▶ Work to complete:
Look through the material and copy each line holding "JSON".

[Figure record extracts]
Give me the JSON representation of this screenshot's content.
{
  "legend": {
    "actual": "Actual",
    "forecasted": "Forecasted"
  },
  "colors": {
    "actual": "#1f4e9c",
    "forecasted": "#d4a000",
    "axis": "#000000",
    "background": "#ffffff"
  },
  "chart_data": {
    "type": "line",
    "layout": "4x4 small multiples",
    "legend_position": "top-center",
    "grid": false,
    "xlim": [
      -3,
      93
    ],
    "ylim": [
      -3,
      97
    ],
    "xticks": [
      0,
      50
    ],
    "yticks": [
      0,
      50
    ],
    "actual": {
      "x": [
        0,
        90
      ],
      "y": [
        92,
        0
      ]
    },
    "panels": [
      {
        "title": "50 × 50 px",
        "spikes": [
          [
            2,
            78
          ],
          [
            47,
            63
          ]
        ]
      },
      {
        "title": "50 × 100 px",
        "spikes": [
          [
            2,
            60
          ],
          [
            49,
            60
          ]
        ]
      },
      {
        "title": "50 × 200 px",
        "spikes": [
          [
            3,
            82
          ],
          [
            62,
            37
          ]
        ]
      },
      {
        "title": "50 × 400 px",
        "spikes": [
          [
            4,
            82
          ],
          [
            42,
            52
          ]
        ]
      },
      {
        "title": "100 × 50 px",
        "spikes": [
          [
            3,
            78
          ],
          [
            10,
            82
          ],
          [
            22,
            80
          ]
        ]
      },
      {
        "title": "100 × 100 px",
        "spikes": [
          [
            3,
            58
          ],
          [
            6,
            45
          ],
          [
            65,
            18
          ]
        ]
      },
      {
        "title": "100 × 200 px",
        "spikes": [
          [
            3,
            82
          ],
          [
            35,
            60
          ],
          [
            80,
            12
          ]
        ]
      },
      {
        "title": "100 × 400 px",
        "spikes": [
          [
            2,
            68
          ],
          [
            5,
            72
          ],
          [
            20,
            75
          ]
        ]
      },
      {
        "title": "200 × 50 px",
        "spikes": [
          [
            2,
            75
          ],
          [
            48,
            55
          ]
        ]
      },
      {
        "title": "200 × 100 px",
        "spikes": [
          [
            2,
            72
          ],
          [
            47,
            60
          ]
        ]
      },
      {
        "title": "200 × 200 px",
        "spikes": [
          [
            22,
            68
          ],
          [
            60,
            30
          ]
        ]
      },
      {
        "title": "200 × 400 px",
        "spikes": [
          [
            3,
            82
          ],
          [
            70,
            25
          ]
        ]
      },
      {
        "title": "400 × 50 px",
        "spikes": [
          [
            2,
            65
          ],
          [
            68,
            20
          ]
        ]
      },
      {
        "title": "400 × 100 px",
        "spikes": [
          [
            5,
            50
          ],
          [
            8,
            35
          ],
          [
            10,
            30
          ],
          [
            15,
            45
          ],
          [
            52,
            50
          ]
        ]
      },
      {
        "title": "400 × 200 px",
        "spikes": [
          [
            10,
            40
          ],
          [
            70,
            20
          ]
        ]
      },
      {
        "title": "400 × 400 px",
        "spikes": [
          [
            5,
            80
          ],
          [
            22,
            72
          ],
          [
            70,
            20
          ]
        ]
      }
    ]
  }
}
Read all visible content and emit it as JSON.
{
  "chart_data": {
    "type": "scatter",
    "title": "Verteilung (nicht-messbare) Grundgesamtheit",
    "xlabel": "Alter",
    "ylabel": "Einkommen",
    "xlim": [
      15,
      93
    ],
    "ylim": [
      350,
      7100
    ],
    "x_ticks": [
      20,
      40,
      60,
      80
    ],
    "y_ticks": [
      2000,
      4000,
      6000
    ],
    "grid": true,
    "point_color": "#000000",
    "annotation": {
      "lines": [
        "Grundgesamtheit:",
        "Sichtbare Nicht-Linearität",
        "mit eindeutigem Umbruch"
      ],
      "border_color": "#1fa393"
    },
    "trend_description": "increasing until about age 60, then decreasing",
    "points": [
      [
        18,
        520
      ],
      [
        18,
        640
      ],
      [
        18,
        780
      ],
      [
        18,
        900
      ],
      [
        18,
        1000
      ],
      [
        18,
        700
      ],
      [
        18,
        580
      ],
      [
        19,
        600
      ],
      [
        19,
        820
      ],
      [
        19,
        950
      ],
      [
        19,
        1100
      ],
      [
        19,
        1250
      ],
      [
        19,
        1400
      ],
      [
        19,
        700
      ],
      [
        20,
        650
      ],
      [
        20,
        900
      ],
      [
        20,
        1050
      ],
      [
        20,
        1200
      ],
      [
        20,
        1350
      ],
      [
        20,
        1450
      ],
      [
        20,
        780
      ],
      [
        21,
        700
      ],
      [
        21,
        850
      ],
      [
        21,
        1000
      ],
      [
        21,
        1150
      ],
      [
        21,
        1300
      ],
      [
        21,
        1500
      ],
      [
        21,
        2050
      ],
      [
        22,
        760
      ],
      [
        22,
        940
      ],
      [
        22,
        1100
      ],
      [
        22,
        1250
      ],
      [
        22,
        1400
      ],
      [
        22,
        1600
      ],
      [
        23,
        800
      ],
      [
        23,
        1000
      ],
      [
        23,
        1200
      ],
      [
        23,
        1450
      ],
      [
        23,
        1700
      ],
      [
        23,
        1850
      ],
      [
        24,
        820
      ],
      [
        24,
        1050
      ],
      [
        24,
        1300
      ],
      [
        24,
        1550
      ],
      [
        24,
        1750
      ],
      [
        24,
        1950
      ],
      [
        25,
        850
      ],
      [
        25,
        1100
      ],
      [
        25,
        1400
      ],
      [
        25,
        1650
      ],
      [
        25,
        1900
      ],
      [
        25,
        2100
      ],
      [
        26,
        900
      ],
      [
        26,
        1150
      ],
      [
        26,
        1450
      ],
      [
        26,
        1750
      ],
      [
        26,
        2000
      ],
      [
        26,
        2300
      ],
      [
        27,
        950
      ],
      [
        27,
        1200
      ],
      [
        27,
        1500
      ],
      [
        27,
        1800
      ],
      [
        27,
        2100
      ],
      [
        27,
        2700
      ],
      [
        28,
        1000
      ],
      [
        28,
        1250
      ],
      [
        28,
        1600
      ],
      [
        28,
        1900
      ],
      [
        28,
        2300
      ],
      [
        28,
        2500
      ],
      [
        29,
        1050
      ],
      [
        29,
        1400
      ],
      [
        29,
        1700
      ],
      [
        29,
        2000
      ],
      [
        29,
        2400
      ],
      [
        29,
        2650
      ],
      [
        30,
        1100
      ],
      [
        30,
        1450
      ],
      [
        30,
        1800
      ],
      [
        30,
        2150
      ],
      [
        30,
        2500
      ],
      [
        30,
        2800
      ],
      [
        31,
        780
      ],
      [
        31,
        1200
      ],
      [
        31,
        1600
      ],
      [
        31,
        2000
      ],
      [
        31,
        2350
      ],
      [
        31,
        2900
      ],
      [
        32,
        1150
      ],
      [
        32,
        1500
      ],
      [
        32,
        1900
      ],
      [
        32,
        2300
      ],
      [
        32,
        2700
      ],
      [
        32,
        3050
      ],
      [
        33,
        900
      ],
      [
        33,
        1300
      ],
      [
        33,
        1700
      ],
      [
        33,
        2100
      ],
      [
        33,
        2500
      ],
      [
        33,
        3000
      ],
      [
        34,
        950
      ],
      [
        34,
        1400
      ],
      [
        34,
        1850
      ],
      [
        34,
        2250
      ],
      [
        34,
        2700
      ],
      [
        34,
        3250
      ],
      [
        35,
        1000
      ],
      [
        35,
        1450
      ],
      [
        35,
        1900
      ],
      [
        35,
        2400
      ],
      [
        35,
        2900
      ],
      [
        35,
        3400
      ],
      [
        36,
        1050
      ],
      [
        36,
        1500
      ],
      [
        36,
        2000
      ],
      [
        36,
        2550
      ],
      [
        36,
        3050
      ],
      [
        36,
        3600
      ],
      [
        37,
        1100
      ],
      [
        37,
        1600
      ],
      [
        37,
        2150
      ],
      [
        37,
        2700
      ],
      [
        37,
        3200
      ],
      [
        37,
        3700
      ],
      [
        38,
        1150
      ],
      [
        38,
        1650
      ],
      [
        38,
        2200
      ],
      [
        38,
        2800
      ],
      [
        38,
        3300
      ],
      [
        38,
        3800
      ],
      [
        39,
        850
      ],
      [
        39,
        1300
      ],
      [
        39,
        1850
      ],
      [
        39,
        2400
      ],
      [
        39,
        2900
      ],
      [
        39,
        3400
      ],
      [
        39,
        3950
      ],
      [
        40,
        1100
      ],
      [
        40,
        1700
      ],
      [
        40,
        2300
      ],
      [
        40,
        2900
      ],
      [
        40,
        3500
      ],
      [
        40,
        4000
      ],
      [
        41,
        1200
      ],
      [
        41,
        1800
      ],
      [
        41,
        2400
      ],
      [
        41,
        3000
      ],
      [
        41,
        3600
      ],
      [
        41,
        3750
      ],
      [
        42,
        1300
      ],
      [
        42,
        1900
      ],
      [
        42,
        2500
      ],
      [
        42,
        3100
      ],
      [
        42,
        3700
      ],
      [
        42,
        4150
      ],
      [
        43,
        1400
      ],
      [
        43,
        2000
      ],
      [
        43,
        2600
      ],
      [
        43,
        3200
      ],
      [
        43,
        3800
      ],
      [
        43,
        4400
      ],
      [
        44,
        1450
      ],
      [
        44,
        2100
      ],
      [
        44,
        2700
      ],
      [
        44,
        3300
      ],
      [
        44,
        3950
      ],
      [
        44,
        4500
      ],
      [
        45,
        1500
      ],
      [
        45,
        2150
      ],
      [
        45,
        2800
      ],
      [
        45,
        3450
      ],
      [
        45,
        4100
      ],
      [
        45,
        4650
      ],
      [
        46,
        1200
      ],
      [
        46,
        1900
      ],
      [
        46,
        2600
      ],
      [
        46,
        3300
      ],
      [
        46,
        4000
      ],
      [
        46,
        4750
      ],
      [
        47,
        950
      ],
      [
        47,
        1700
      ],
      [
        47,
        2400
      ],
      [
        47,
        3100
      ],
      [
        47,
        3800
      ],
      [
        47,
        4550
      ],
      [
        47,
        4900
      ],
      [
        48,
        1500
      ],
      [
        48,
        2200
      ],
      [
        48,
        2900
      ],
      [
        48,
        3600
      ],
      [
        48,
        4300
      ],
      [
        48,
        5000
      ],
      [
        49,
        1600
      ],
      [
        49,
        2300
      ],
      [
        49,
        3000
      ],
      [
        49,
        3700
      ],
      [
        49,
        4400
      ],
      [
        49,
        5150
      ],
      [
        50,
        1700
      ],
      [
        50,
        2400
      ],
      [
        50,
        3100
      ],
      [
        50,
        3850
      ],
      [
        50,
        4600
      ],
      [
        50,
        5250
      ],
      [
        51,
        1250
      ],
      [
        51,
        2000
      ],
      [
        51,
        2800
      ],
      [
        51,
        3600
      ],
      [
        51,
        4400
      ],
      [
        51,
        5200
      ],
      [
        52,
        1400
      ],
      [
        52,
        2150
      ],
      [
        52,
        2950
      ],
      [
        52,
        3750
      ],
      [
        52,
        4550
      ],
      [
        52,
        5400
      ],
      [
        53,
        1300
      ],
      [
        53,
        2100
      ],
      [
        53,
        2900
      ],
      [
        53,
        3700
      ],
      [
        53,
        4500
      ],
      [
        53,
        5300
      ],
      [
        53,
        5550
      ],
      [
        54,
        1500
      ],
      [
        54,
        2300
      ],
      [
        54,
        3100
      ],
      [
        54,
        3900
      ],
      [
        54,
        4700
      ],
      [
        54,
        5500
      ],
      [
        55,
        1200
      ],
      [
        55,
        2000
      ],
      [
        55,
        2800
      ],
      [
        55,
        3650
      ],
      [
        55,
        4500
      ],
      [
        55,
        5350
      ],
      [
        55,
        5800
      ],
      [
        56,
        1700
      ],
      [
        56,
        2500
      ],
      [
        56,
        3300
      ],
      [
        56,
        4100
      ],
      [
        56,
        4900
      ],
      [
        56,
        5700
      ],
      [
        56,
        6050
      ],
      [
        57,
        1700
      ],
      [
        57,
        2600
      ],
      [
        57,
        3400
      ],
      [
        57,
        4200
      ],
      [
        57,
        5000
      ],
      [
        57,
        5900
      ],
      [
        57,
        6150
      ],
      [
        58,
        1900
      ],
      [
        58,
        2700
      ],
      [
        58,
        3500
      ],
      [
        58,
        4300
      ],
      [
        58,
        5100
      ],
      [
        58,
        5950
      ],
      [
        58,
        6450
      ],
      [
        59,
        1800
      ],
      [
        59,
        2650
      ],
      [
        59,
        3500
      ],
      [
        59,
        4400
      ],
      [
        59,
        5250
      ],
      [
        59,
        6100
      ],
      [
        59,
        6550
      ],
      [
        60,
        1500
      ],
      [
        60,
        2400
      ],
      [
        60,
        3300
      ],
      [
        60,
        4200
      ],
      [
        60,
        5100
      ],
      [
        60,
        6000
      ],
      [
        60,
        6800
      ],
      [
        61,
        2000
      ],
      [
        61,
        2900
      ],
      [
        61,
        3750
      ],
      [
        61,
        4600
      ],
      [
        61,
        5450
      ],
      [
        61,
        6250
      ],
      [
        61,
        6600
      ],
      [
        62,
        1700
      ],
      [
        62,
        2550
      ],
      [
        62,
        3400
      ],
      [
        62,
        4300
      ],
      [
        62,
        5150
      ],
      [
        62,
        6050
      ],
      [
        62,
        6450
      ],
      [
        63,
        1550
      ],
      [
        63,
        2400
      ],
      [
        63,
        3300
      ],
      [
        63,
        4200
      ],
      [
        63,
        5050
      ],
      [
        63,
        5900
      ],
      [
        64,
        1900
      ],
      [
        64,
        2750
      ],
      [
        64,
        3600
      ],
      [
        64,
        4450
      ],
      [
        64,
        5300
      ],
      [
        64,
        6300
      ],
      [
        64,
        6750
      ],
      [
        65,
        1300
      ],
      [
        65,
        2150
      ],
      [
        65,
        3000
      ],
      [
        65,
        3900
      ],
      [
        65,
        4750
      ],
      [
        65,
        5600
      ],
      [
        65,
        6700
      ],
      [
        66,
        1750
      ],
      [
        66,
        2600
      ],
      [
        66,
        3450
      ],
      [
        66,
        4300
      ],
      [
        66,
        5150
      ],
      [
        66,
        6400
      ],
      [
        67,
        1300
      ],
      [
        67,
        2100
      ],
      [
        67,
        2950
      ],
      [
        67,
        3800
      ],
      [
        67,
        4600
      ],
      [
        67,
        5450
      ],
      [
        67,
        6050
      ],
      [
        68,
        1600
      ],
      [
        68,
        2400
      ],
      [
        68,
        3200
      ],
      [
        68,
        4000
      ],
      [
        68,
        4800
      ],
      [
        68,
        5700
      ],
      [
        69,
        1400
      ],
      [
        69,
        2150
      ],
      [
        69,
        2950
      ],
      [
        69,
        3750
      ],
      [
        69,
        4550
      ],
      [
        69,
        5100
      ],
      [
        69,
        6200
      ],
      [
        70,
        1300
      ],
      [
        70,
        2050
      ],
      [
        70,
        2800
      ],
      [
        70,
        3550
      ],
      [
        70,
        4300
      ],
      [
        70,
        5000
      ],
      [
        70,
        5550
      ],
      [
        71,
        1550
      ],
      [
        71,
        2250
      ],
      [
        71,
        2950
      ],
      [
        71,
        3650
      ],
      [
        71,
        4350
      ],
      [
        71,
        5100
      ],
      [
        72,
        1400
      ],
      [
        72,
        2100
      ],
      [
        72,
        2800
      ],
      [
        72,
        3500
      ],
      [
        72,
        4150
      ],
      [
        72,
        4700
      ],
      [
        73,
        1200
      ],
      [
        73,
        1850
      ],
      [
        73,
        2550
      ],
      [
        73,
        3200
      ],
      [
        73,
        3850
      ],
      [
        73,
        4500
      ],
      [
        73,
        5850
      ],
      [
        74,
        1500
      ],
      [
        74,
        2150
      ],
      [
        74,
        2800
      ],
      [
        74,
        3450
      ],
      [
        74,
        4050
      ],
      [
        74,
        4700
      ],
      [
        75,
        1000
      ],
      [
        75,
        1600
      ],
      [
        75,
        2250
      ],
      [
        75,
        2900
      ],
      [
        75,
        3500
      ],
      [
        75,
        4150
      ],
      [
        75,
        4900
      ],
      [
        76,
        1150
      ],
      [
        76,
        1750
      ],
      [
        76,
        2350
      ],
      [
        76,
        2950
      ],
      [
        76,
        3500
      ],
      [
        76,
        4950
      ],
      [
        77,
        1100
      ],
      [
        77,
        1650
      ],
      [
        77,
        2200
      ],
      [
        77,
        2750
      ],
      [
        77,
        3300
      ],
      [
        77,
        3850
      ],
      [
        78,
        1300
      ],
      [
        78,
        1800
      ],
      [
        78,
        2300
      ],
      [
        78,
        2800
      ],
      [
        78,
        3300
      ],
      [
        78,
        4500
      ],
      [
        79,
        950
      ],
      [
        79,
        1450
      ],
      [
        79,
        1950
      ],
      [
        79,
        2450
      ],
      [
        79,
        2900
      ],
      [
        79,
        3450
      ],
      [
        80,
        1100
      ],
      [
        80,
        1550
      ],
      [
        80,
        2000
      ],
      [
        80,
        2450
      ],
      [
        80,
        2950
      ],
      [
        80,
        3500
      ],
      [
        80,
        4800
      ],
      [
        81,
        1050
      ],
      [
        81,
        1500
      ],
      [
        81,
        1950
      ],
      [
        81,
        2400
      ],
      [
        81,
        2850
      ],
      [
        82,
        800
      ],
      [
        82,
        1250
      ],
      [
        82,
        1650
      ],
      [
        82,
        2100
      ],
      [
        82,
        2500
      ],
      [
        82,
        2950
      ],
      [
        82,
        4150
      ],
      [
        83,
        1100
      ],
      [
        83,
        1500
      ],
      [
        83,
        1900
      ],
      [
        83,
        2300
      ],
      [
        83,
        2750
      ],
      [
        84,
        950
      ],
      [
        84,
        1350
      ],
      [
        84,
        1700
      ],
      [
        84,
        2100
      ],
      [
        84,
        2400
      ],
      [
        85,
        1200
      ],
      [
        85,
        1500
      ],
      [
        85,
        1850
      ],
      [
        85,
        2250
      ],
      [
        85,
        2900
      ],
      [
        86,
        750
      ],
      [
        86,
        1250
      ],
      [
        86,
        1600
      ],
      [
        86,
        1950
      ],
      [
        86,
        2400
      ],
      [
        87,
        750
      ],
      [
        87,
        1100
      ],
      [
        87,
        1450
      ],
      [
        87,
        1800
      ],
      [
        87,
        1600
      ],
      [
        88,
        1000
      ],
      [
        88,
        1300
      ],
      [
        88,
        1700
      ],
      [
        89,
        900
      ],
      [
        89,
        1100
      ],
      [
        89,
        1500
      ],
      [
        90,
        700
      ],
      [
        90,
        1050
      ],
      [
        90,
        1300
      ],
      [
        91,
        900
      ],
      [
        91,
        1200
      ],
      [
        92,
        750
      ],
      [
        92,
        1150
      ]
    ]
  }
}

▶ Output of the exercise:
Give me the JSON representation of this screenshot's content.
Read all visible content and emit it as JSON.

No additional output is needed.